[Stored data]
==================================================
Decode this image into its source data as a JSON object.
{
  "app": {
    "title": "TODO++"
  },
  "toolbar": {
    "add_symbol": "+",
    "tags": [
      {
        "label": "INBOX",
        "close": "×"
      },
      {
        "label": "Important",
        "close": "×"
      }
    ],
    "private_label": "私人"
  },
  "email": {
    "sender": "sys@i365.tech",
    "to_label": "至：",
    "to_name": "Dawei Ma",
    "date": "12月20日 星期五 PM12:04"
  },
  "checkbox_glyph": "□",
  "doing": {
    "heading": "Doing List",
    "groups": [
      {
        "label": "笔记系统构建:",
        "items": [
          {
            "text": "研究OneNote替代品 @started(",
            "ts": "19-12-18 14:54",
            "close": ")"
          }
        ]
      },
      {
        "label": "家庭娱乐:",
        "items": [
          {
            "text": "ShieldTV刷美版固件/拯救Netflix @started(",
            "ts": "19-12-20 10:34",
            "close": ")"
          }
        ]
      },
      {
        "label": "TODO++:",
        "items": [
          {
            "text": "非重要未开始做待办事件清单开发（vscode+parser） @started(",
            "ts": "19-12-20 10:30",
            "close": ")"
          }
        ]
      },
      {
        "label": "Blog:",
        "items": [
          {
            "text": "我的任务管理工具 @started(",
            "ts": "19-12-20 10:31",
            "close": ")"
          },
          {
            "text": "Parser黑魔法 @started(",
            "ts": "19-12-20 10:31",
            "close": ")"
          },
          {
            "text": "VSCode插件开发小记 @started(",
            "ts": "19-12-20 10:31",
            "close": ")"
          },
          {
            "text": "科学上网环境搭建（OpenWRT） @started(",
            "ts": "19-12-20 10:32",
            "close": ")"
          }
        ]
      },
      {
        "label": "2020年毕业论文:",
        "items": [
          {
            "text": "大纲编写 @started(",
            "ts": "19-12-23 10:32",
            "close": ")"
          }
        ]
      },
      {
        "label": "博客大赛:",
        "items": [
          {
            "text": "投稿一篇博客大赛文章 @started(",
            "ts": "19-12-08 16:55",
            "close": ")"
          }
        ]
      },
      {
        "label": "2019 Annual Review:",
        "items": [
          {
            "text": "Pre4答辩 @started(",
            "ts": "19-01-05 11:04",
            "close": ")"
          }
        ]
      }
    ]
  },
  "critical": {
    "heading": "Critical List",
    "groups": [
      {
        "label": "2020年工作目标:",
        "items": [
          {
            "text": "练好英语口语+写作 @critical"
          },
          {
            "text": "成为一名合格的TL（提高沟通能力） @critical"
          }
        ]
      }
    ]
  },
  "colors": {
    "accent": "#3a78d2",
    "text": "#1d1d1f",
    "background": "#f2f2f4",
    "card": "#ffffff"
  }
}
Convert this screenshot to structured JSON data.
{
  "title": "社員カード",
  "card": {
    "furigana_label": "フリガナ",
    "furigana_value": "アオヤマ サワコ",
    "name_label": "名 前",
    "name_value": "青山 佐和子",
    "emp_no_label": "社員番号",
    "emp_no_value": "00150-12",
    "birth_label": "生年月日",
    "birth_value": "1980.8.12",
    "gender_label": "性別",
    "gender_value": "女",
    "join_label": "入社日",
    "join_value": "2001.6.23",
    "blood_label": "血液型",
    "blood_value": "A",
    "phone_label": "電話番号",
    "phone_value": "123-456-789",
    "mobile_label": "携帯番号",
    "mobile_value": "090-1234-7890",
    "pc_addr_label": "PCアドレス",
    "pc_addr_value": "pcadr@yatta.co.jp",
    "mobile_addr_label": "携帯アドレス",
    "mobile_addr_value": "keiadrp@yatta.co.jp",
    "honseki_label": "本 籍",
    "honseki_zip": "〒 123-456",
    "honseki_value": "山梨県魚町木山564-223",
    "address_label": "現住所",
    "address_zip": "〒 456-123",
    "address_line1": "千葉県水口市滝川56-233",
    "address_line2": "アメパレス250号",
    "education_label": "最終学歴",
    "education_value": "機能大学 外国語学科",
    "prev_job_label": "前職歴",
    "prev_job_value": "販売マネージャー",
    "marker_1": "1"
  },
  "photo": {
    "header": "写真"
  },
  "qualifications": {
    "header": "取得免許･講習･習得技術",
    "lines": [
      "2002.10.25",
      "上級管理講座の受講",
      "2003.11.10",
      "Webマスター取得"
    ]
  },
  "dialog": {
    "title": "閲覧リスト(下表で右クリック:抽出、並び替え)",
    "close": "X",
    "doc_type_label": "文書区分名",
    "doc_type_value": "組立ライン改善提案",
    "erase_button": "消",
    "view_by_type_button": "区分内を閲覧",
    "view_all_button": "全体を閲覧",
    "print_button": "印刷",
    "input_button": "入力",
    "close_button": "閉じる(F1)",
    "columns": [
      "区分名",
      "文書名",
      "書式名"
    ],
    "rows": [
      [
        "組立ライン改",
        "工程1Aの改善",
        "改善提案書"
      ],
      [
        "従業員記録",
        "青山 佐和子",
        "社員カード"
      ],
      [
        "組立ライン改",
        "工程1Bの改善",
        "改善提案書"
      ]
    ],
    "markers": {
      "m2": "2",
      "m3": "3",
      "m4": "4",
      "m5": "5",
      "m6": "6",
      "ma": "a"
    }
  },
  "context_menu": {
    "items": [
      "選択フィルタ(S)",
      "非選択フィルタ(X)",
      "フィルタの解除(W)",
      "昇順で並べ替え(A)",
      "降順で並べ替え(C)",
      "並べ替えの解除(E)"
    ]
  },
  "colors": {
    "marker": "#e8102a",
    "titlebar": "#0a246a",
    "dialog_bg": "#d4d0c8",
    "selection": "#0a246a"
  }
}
==================================================
- WRITTEN TASK -
From the records above, extract every line exactly as it stands.

- WRITTEN ANSWER -
Decode this image into its source data as a JSON object.
{
  "app": {
    "title": "TODO++"
  },
  "toolbar": {
    "add_symbol": "+",
    "tags": [
      {
        "label": "INBOX",
        "close": "×"
      },
      {
        "label": "Important",
        "close": "×"
      }
    ],
    "private_label": "私人"
  },
  "email": {
    "sender": "sys@i365.tech",
    "to_label": "至：",
    "to_name": "Dawei Ma",
    "date": "12月20日 星期五 PM12:04"
  },
  "checkbox_glyph": "□",
  "doing": {
    "heading": "Doing List",
    "groups": [
      {
        "label": "笔记系统构建:",
        "items": [
          {
            "text": "研究OneNote替代品 @started(",
            "ts": "19-12-18 14:54",
            "close": ")"
          }
        ]
      },
      {
        "label": "家庭娱乐:",
        "items": [
          {
            "text": "ShieldTV刷美版固件/拯救Netflix @started(",
            "ts": "19-12-20 10:34",
            "close": ")"
          }
        ]
      },
      {
        "label": "TODO++:",
        "items": [
          {
            "text": "非重要未开始做待办事件清单开发（vscode+parser） @started(",
            "ts": "19-12-20 10:30",
            "close": ")"
          }
        ]
      },
      {
        "label": "Blog:",
        "items": [
          {
            "text": "我的任务管理工具 @started(",
            "ts": "19-12-20 10:31",
            "close": ")"
          },
          {
            "text": "Parser黑魔法 @started(",
            "ts": "19-12-20 10:31",
            "close": ")"
          },
          {
            "text": "VSCode插件开发小记 @started(",
            "ts": "19-12-20 10:31",
            "close": ")"
          },
          {
            "text": "科学上网环境搭建（OpenWRT） @started(",
            "ts": "19-12-20 10:32",
            "close": ")"
          }
        ]
      },
      {
        "label": "2020年毕业论文:",
        "items": [
          {
            "text": "大纲编写 @started(",
            "ts": "19-12-23 10:32",
            "close": ")"
          }
        ]
      },
      {
        "label": "博客大赛:",
        "items": [
          {
            "text": "投稿一篇博客大赛文章 @started(",
            "ts": "19-12-08 16:55",
            "close": ")"
          }
        ]
      },
      {
        "label": "2019 Annual Review:",
        "items": [
          {
            "text": "Pre4答辩 @started(",
            "ts": "19-01-05 11:04",
            "close": ")"
          }
        ]
      }
    ]
  },
  "critical": {
    "heading": "Critical List",
    "groups": [
      {
        "label": "2020年工作目标:",
        "items": [
          {
            "text": "练好英语口语+写作 @critical"
          },
          {
            "text": "成为一名合格的TL（提高沟通能力） @critical"
          }
        ]
      }
    ]
  },
  "colors": {
    "accent": "#3a78d2",
    "text": "#1d1d1f",
    "background": "#f2f2f4",
    "card": "#ffffff"
  }
}
Convert this screenshot to structured JSON data.
{
  "title": "社員カード",
  "card": {
    "furigana_label": "フリガナ",
    "furigana_value": "アオヤマ サワコ",
    "name_label": "名 前",
    "name_value": "青山 佐和子",
    "emp_no_label": "社員番号",
    "emp_no_value": "00150-12",
    "birth_label": "生年月日",
    "birth_value": "1980.8.12",
    "gender_label": "性別",
    "gender_value": "女",
    "join_label": "入社日",
    "join_value": "2001.6.23",
    "blood_label": "血液型",
    "blood_value": "A",
    "phone_label": "電話番号",
    "phone_value": "123-456-789",
    "mobile_label": "携帯番号",
    "mobile_value": "090-1234-7890",
    "pc_addr_label": "PCアドレス",
    "pc_addr_value": "pcadr@yatta.co.jp",
    "mobile_addr_label": "携帯アドレス",
    "mobile_addr_value": "keiadrp@yatta.co.jp",
    "honseki_label": "本 籍",
    "honseki_zip": "〒 123-456",
    "honseki_value": "山梨県魚町木山564-223",
    "address_label": "現住所",
    "address_zip": "〒 456-123",
    "address_line1": "千葉県水口市滝川56-233",
    "address_line2": "アメパレス250号",
    "education_label": "最終学歴",
    "education_value": "機能大学 外国語学科",
    "prev_job_label": "前職歴",
    "prev_job_value": "販売マネージャー",
    "marker_1": "1"
  },
  "photo": {
    "header": "写真"
  },
  "qualifications": {
    "header": "取得免許･講習･習得技術",
    "lines": [
      "2002.10.25",
      "上級管理講座の受講",
      "2003.11.10",
      "Webマスター取得"
    ]
  },
  "dialog": {
    "title": "閲覧リスト(下表で右クリック:抽出、並び替え)",
    "close": "X",
    "doc_type_label": "文書区分名",
    "doc_type_value": "組立ライン改善提案",
    "erase_button": "消",
    "view_by_type_button": "区分内を閲覧",
    "view_all_button": "全体を閲覧",
    "print_button": "印刷",
    "input_button": "入力",
    "close_button": "閉じる(F1)",
    "columns": [
      "区分名",
      "文書名",
      "書式名"
    ],
    "rows": [
      [
        "組立ライン改",
        "工程1Aの改善",
        "改善提案書"
      ],
      [
        "従業員記録",
        "青山 佐和子",
        "社員カード"
      ],
      [
        "組立ライン改",
        "工程1Bの改善",
        "改善提案書"
      ]
    ],
    "markers": {
      "m2": "2",
      "m3": "3",
      "m4": "4",
      "m5": "5",
      "m6": "6",
      "ma": "a"
    }
  },
  "context_menu": {
    "items": [
      "選択フィルタ(S)",
      "非選択フィルタ(X)",
      "フィルタの解除(W)",
      "昇順で並べ替え(A)",
      "降順で並べ替え(C)",
      "並べ替えの解除(E)"
    ]
  },
  "colors": {
    "marker": "#e8102a",
    "titlebar": "#0a246a",
    "dialog_bg": "#d4d0c8",
    "selection": "#0a246a"
  }
}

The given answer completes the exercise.